Records from a data collection

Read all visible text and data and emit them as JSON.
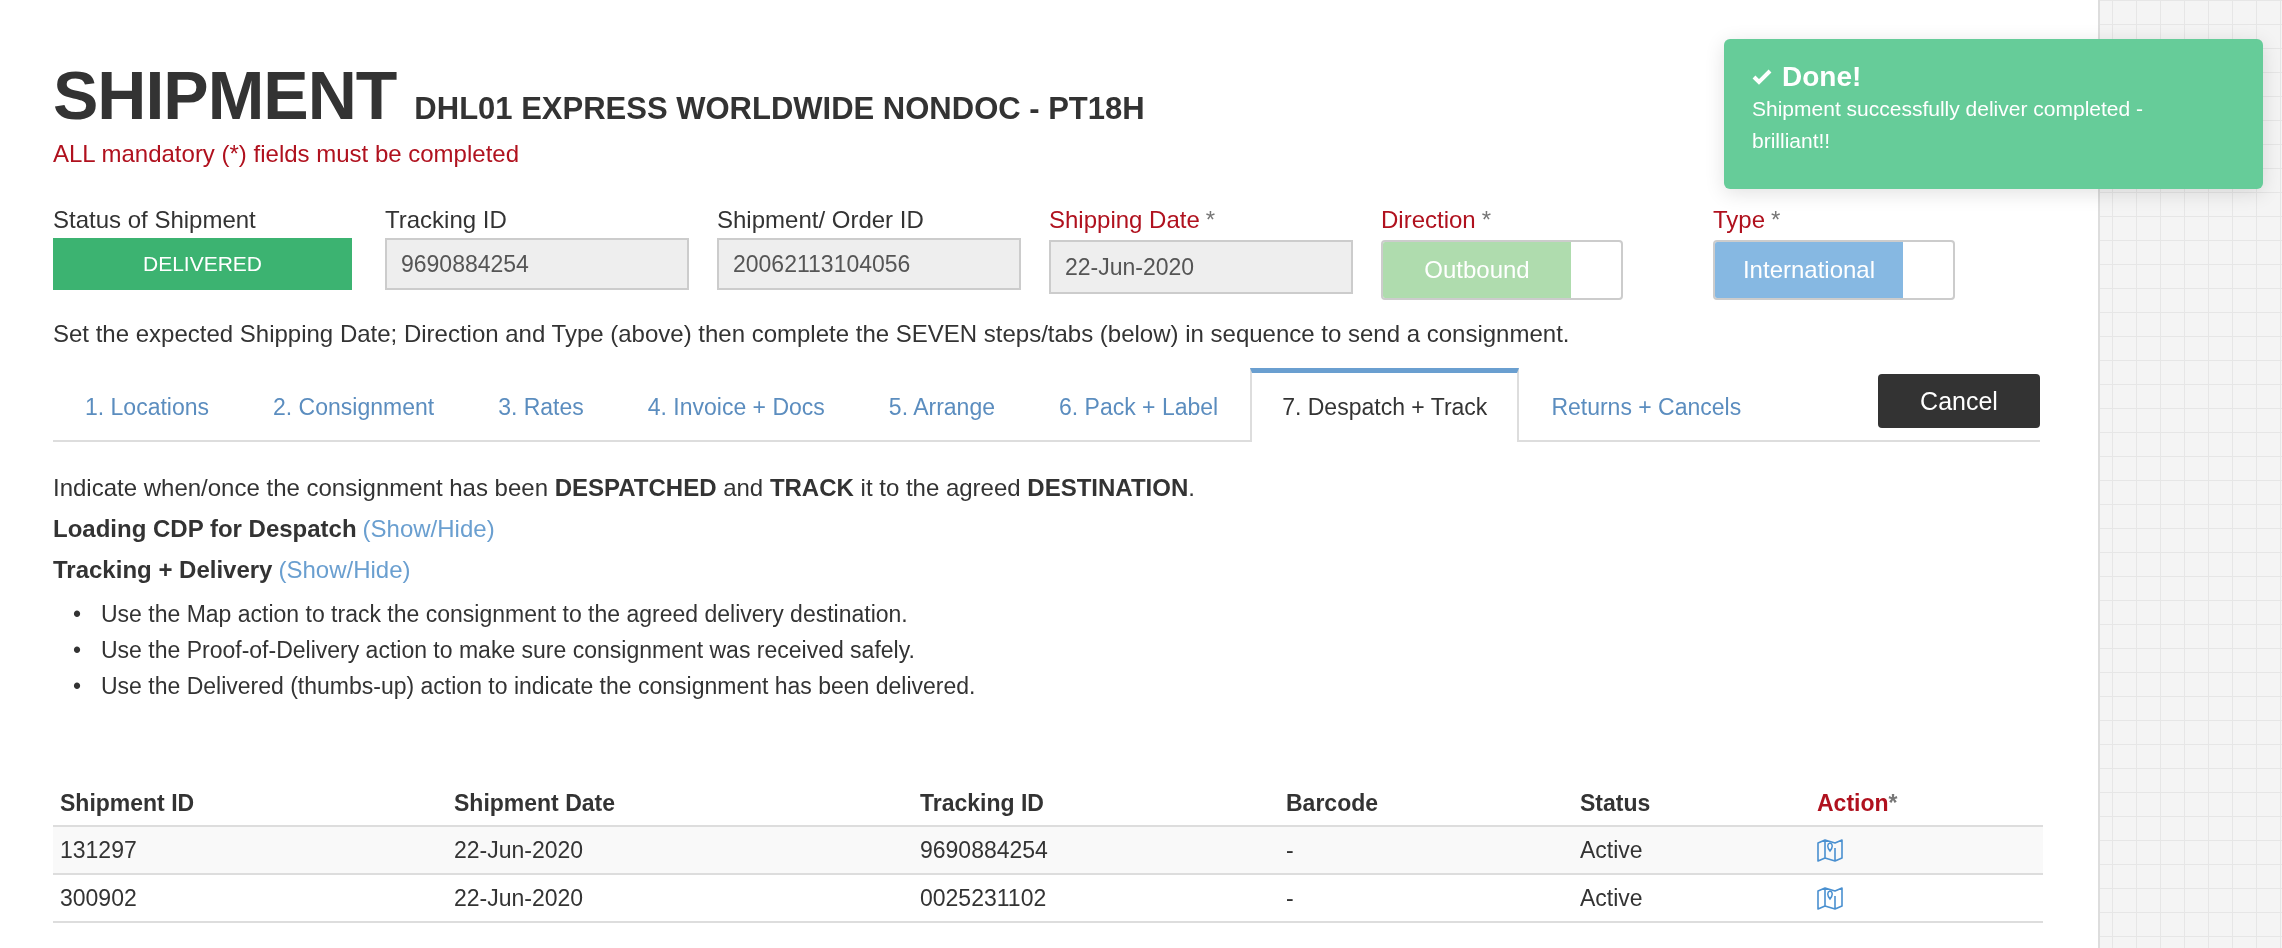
{
  "header": {
    "title": "SHIPMENT",
    "subtitle": "DHL01 EXPRESS WORLDWIDE NONDOC - PT18H",
    "warning": "ALL mandatory (*) fields must be completed"
  },
  "fields": [
    {
      "kind": "status",
      "label": "Status of Shipment",
      "value": "DELIVERED"
    },
    {
      "kind": "text",
      "label": "Tracking ID",
      "value": "9690884254"
    },
    {
      "kind": "text",
      "label": "Shipment/ Order ID",
      "value": "20062113104056"
    },
    {
      "kind": "text",
      "label": "Shipping Date",
      "mark": "*",
      "value": "22-Jun-2020"
    },
    {
      "kind": "toggle",
      "label": "Direction",
      "mark": "*",
      "value": "Outbound",
      "on": true,
      "color": "#afdcae"
    },
    {
      "kind": "toggle",
      "label": "Type",
      "mark": "*",
      "value": "International",
      "on": true,
      "color": "#86b8e2"
    }
  ],
  "instructions": "Set the expected Shipping Date; Direction and Type (above) then complete the SEVEN steps/tabs (below) in sequence to send a consignment.",
  "tabs": [
    {
      "label": "1. Locations",
      "selected": false
    },
    {
      "label": "2. Consignment",
      "selected": false
    },
    {
      "label": "3. Rates",
      "selected": false
    },
    {
      "label": "4. Invoice + Docs",
      "selected": false
    },
    {
      "label": "5. Arrange",
      "selected": false
    },
    {
      "label": "6. Pack + Label",
      "selected": false
    },
    {
      "label": "7. Despatch + Track",
      "selected": true
    },
    {
      "label": "Returns + Cancels",
      "selected": false
    }
  ],
  "cancel_button": "Cancel",
  "intro": "Indicate when/once the consignment has been **DESPATCHED** and **TRACK** it to the agreed **DESTINATION**.",
  "sections": [
    {
      "title": "Loading CDP for Despatch",
      "link": "(Show/Hide)"
    },
    {
      "title": "Tracking + Delivery",
      "link": "(Show/Hide)"
    }
  ],
  "bullets": [
    {
      "marker": "•",
      "text": "Use the Map action to track the consignment to the agreed delivery destination."
    },
    {
      "marker": "•",
      "text": "Use the Proof-of-Delivery action to make sure consignment was received safely."
    },
    {
      "marker": "•",
      "text": "Use the Delivered (thumbs-up) action to indicate the consignment has been delivered."
    }
  ],
  "table": {
    "columns": [
      {
        "label": "Shipment ID"
      },
      {
        "label": "Shipment Date"
      },
      {
        "label": "Tracking ID"
      },
      {
        "label": "Barcode"
      },
      {
        "label": "Status"
      },
      {
        "label": "Action",
        "mark": "*"
      }
    ],
    "rows": [
      {
        "cells": [
          "131297",
          "22-Jun-2020",
          "9690884254",
          "-",
          "Active"
        ]
      },
      {
        "cells": [
          "300902",
          "22-Jun-2020",
          "0025231102",
          "-",
          "Active"
        ]
      }
    ]
  },
  "toast": {
    "title": "Done!",
    "message": "Shipment successfully deliver completed - brilliant!!"
  }
}
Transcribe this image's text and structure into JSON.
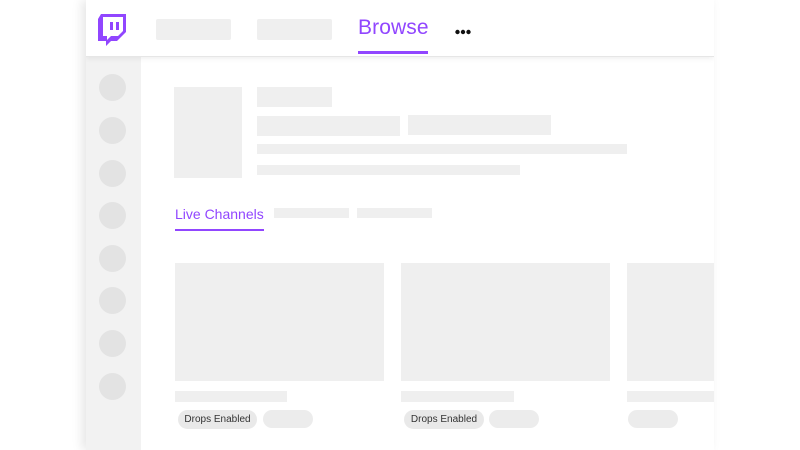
{
  "header": {
    "browse_label": "Browse",
    "more_icon": "more-horizontal-icon",
    "logo_icon": "twitch-glitch-icon"
  },
  "tabs": {
    "live_channels_label": "Live Channels"
  },
  "cards": [
    {
      "badge_label": "Drops Enabled"
    },
    {
      "badge_label": "Drops Enabled"
    },
    {
      "badge_label": ""
    }
  ],
  "colors": {
    "accent": "#9146ff",
    "skeleton": "#efefef",
    "sidebar": "#f2f2f2"
  }
}
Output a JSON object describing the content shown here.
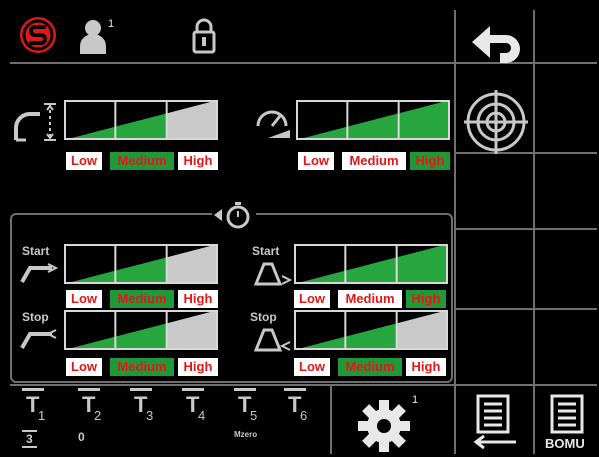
{
  "header": {
    "user_level": "1",
    "settings_level": "1"
  },
  "level_labels": {
    "low": "Low",
    "medium": "Medium",
    "high": "High"
  },
  "controls": {
    "force": {
      "selected": "medium"
    },
    "speed": {
      "selected": "high"
    },
    "start_1": {
      "label": "Start",
      "selected": "medium"
    },
    "start_2": {
      "label": "Start",
      "selected": "high"
    },
    "stop_1": {
      "label": "Stop",
      "selected": "medium"
    },
    "stop_2": {
      "label": "Stop",
      "selected": "medium"
    }
  },
  "tools": [
    {
      "name": "T",
      "index": "1",
      "sub": "3"
    },
    {
      "name": "T",
      "index": "2",
      "sub": "0"
    },
    {
      "name": "T",
      "index": "3",
      "sub": ""
    },
    {
      "name": "T",
      "index": "4",
      "sub": ""
    },
    {
      "name": "T",
      "index": "5",
      "sub": "Mzero"
    },
    {
      "name": "T",
      "index": "6",
      "sub": ""
    }
  ],
  "watermark": "BOMU",
  "colors": {
    "accent_red": "#e01818",
    "active_green": "#1e9a3a",
    "grid": "#6f6f6f",
    "bar_fill_green": "#27a53f",
    "bar_fill_gray": "#c9c9c9"
  }
}
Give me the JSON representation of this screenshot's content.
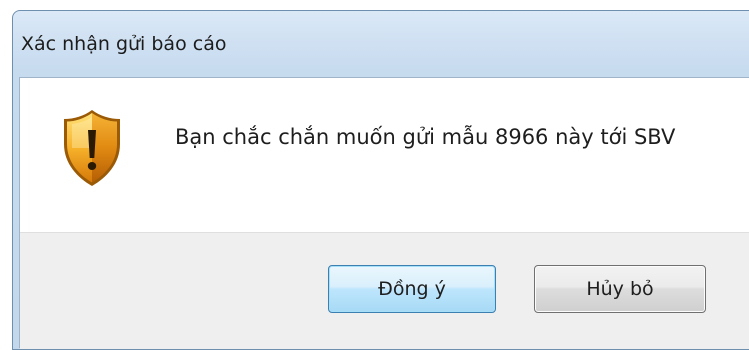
{
  "window": {
    "title": "Xác nhận gửi báo cáo"
  },
  "dialog": {
    "icon": "warning-shield-icon",
    "message": "Bạn chắc chắn muốn gửi mẫu 8966 này tới SBV"
  },
  "buttons": {
    "confirm_label": "Đồng ý",
    "cancel_label": "Hủy bỏ"
  }
}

• _Task details_: An exact transcription of all the entries is required, without the pictures.

• _Answer to this task_:
Read all visible text and data and emit them as JSON.
{
  "header": {
    "title": "SHIPMENT",
    "subtitle": "DHL01 EXPRESS WORLDWIDE NONDOC - PT18H",
    "warning": "ALL mandatory (*) fields must be completed"
  },
  "fields": [
    {
      "kind": "status",
      "label": "Status of Shipment",
      "value": "DELIVERED"
    },
    {
      "kind": "text",
      "label": "Tracking ID",
      "value": "9690884254"
    },
    {
      "kind": "text",
      "label": "Shipment/ Order ID",
      "value": "20062113104056"
    },
    {
      "kind": "text",
      "label": "Shipping Date",
      "mark": "*",
      "value": "22-Jun-2020"
    },
    {
      "kind": "toggle",
      "label": "Direction",
      "mark": "*",
      "value": "Outbound",
      "on": true,
      "color": "#afdcae"
    },
    {
      "kind": "toggle",
      "label": "Type",
      "mark": "*",
      "value": "International",
      "on": true,
      "color": "#86b8e2"
    }
  ],
  "instructions": "Set the expected Shipping Date; Direction and Type (above) then complete the SEVEN steps/tabs (below) in sequence to send a consignment.",
  "tabs": [
    {
      "label": "1. Locations",
      "selected": false
    },
    {
      "label": "2. Consignment",
      "selected": false
    },
    {
      "label": "3. Rates",
      "selected": false
    },
    {
      "label": "4. Invoice + Docs",
      "selected": false
    },
    {
      "label": "5. Arrange",
      "selected": false
    },
    {
      "label": "6. Pack + Label",
      "selected": false
    },
    {
      "label": "7. Despatch + Track",
      "selected": true
    },
    {
      "label": "Returns + Cancels",
      "selected": false
    }
  ],
  "cancel_button": "Cancel",
  "intro": "Indicate when/once the consignment has been **DESPATCHED** and **TRACK** it to the agreed **DESTINATION**.",
  "sections": [
    {
      "title": "Loading CDP for Despatch",
      "link": "(Show/Hide)"
    },
    {
      "title": "Tracking + Delivery",
      "link": "(Show/Hide)"
    }
  ],
  "bullets": [
    {
      "marker": "•",
      "text": "Use the Map action to track the consignment to the agreed delivery destination."
    },
    {
      "marker": "•",
      "text": "Use the Proof-of-Delivery action to make sure consignment was received safely."
    },
    {
      "marker": "•",
      "text": "Use the Delivered (thumbs-up) action to indicate the consignment has been delivered."
    }
  ],
  "table": {
    "columns": [
      {
        "label": "Shipment ID"
      },
      {
        "label": "Shipment Date"
      },
      {
        "label": "Tracking ID"
      },
      {
        "label": "Barcode"
      },
      {
        "label": "Status"
      },
      {
        "label": "Action",
        "mark": "*"
      }
    ],
    "rows": [
      {
        "cells": [
          "131297",
          "22-Jun-2020",
          "9690884254",
          "-",
          "Active"
        ]
      },
      {
        "cells": [
          "300902",
          "22-Jun-2020",
          "0025231102",
          "-",
          "Active"
        ]
      }
    ]
  },
  "toast": {
    "title": "Done!",
    "message": "Shipment successfully deliver completed - brilliant!!"
  }
}
Transcribe this image's text and structure into JSON.
{
  "header": {
    "browse_label": "Browse",
    "more_icon": "more-horizontal-icon",
    "logo_icon": "twitch-glitch-icon"
  },
  "tabs": {
    "live_channels_label": "Live Channels"
  },
  "cards": [
    {
      "badge_label": "Drops Enabled"
    },
    {
      "badge_label": "Drops Enabled"
    },
    {
      "badge_label": ""
    }
  ],
  "colors": {
    "accent": "#9146ff",
    "skeleton": "#efefef",
    "sidebar": "#f2f2f2"
  }
}
Output a JSON object describing the content shown here.
{
  "header": {
    "user_level": "1",
    "settings_level": "1"
  },
  "level_labels": {
    "low": "Low",
    "medium": "Medium",
    "high": "High"
  },
  "controls": {
    "force": {
      "selected": "medium"
    },
    "speed": {
      "selected": "high"
    },
    "start_1": {
      "label": "Start",
      "selected": "medium"
    },
    "start_2": {
      "label": "Start",
      "selected": "high"
    },
    "stop_1": {
      "label": "Stop",
      "selected": "medium"
    },
    "stop_2": {
      "label": "Stop",
      "selected": "medium"
    }
  },
  "tools": [
    {
      "name": "T",
      "index": "1",
      "sub": "3"
    },
    {
      "name": "T",
      "index": "2",
      "sub": "0"
    },
    {
      "name": "T",
      "index": "3",
      "sub": ""
    },
    {
      "name": "T",
      "index": "4",
      "sub": ""
    },
    {
      "name": "T",
      "index": "5",
      "sub": "Mzero"
    },
    {
      "name": "T",
      "index": "6",
      "sub": ""
    }
  ],
  "watermark": "BOMU",
  "colors": {
    "accent_red": "#e01818",
    "active_green": "#1e9a3a",
    "grid": "#6f6f6f",
    "bar_fill_green": "#27a53f",
    "bar_fill_gray": "#c9c9c9"
  }
}
Give me the JSON representation of this screenshot's content.
{
  "window": {
    "title": "Xác nhận gửi báo cáo"
  },
  "dialog": {
    "icon": "warning-shield-icon",
    "message": "Bạn chắc chắn muốn gửi mẫu 8966 này tới SBV"
  },
  "buttons": {
    "confirm_label": "Đồng ý",
    "cancel_label": "Hủy bỏ"
  }
}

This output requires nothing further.